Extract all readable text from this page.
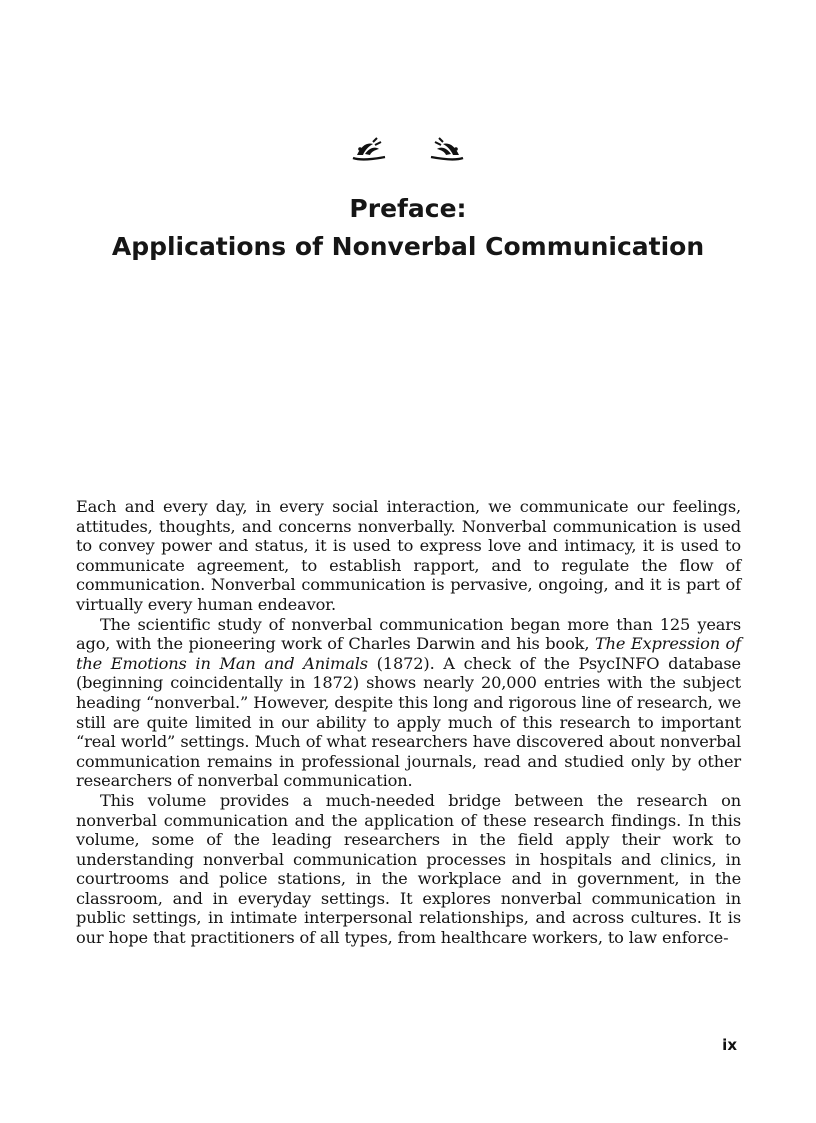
Preface:
Applications of Nonverbal Communication

Each and every day, in every social interaction, we communicate our feelings, attitudes, thoughts, and concerns nonverbally. Nonverbal communication is used to convey power and status, it is used to express love and intimacy, it is used to communicate agreement, to establish rapport, and to regulate the flow of communication. Nonverbal communication is pervasive, ongoing, and it is part of virtually every human endeavor.

The scientific study of nonverbal communication began more than 125 years ago, with the pioneering work of Charles Darwin and his book, The Expression of the Emotions in Man and Animals (1872). A check of the PsycINFO database (beginning coincidentally in 1872) shows nearly 20,000 entries with the subject heading “nonverbal.” However, despite this long and rigorous line of research, we still are quite limited in our ability to apply much of this research to important “real world” settings. Much of what researchers have discovered about nonverbal communication remains in professional journals, read and studied only by other researchers of nonverbal communication.

This volume provides a much-needed bridge between the research on nonverbal communication and the application of these research findings. In this volume, some of the leading researchers in the field apply their work to understanding nonverbal communication processes in hospitals and clinics, in courtrooms and police stations, in the workplace and in government, in the classroom, and in everyday settings. It explores nonverbal communication in public settings, in intimate interpersonal relationships, and across cultures. It is our hope that practitioners of all types, from healthcare workers, to law enforce-

ix
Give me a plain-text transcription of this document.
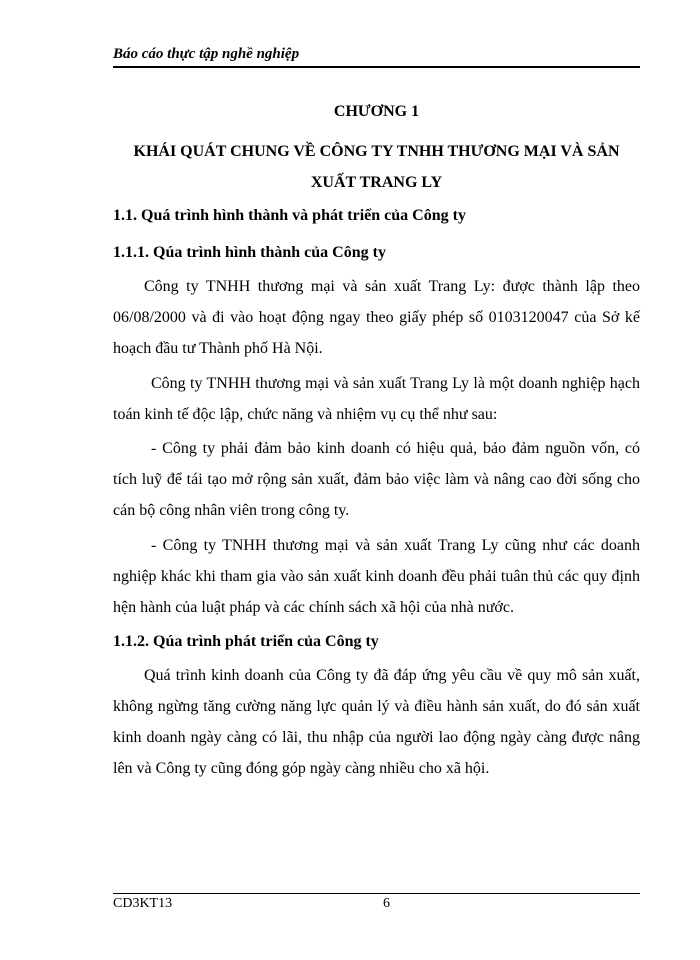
Báo cáo thực tập nghề nghiệp
CHƯƠNG 1
KHÁI QUÁT CHUNG VỀ CÔNG TY TNHH THƯƠNG MẠI VÀ SẢN XUẤT TRANG LY
1.1. Quá trình hình thành và phát triển của Công ty
1.1.1. Qúa trình hình thành của Công ty

Công ty TNHH thương mại và sản xuất Trang Ly: được thành lập theo 06/08/2000 và đi vào hoạt động ngay theo giấy phép số 0103120047 của Sở kế hoạch đầu tư Thành phố Hà Nội.

Công ty TNHH thương mại và sản xuất Trang Ly là một doanh nghiệp hạch toán kinh tế độc lập, chức năng và nhiệm vụ cụ thể như sau:

- Công ty phải đảm bảo kinh doanh có hiệu quả, bảo đảm nguồn vốn, có tích luỹ để tái tạo mở rộng sản xuất, đảm bảo việc làm và nâng cao đời sống cho cán bộ công nhân viên trong công ty.

- Công ty TNHH thương mại và sản xuất Trang Ly cũng như các doanh nghiệp khác khi tham gia vào sản xuất kinh doanh đều phải tuân thủ các quy định hện hành của luật pháp và các chính sách xã hội của nhà nước.

1.1.2. Qúa trình phát triển của Công ty

Quá trình kinh doanh của Công ty đã đáp ứng yêu cầu về quy mô sản xuất, không ngừng tăng cường năng lực quản lý và điều hành sản xuất, do đó sản xuất kinh doanh ngày càng có lãi, thu nhập của người lao động ngày càng được nâng lên và Công ty cũng đóng góp ngày càng nhiều cho xã hội.

CD3KT13	6
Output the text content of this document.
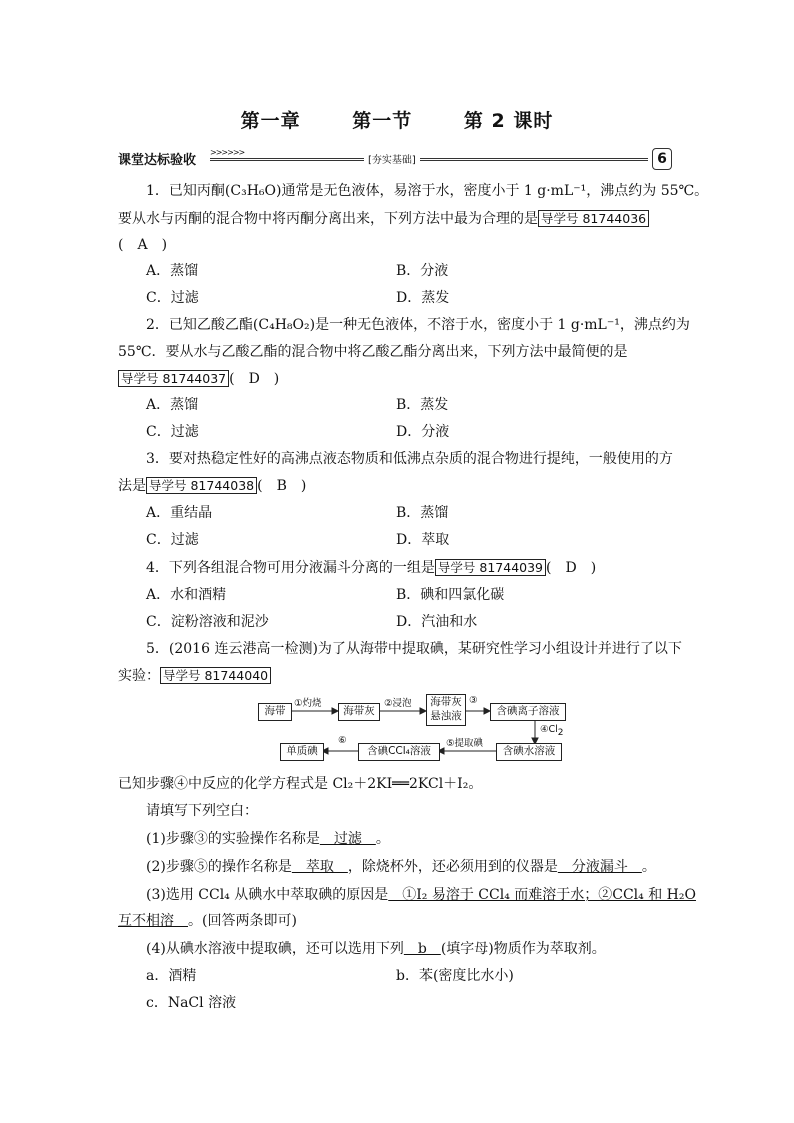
第一章	第一节	第 2 课时
课堂达标验收
>>>>>>
[夯实基础]	6
1．已知丙酮(C₃H₆O)通常是无色液体，易溶于水，密度小于 1 g·mL⁻¹，沸点约为 55℃。
要从水与丙酮的混合物中将丙酮分离出来，下列方法中最为合理的是 导学号 81744036
(　A　)
A．蒸馏	B．分液
C．过滤	D．蒸发
2．已知乙酸乙酯(C₄H₈O₂)是一种无色液体，不溶于水，密度小于 1 g·mL⁻¹，沸点约为
55℃．要从水与乙酸乙酯的混合物中将乙酸乙酯分离出来，下列方法中最简便的是
导学号 81744037 (　D　)
A．蒸馏	B．蒸发
C．过滤	D．分液
3．要对热稳定性好的高沸点液态物质和低沸点杂质的混合物进行提纯，一般使用的方
法是 导学号 81744038 (　B　)
A．重结晶	B．蒸馏
C．过滤	D．萃取
4．下列各组混合物可用分液漏斗分离的一组是 导学号 81744039 (　D　)
A．水和酒精	B．碘和四氯化碳
C．淀粉溶液和泥沙	D．汽油和水
5．(2016 连云港高一检测)为了从海带中提取碘，某研究性学习小组设计并进行了以下
实验： 导学号 81744040
海带
①灼烧
海带灰
②浸泡	海带灰
悬浊液
③
含碘离子溶液
$④Cl_2$
含碘水溶液
⑤提取碘
含碘CCl₄溶液
⑥
单质碘
已知步骤④中反应的化学方程式是 Cl₂＋2KI══2KCl＋I₂。
请填写下列空白：
(1)步骤③的实验操作名称是　过滤　。
(2)步骤⑤的操作名称是　萃取　，除烧杯外，还必须用到的仪器是　分液漏斗　。
(3)选用 CCl₄ 从碘水中萃取碘的原因是　①I₂ 易溶于 CCl₄ 而难溶于水；②CCl₄ 和 H₂O
互不相溶　。(回答两条即可)
(4)从碘水溶液中提取碘，还可以选用下列　b　(填字母)物质作为萃取剂。
a．酒精	b．苯(密度比水小)
c．NaCl 溶液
= = = =
## Challenge
Of the lines above, how many contain the word "much"? Provide the number and nothing else.

## Expected output
2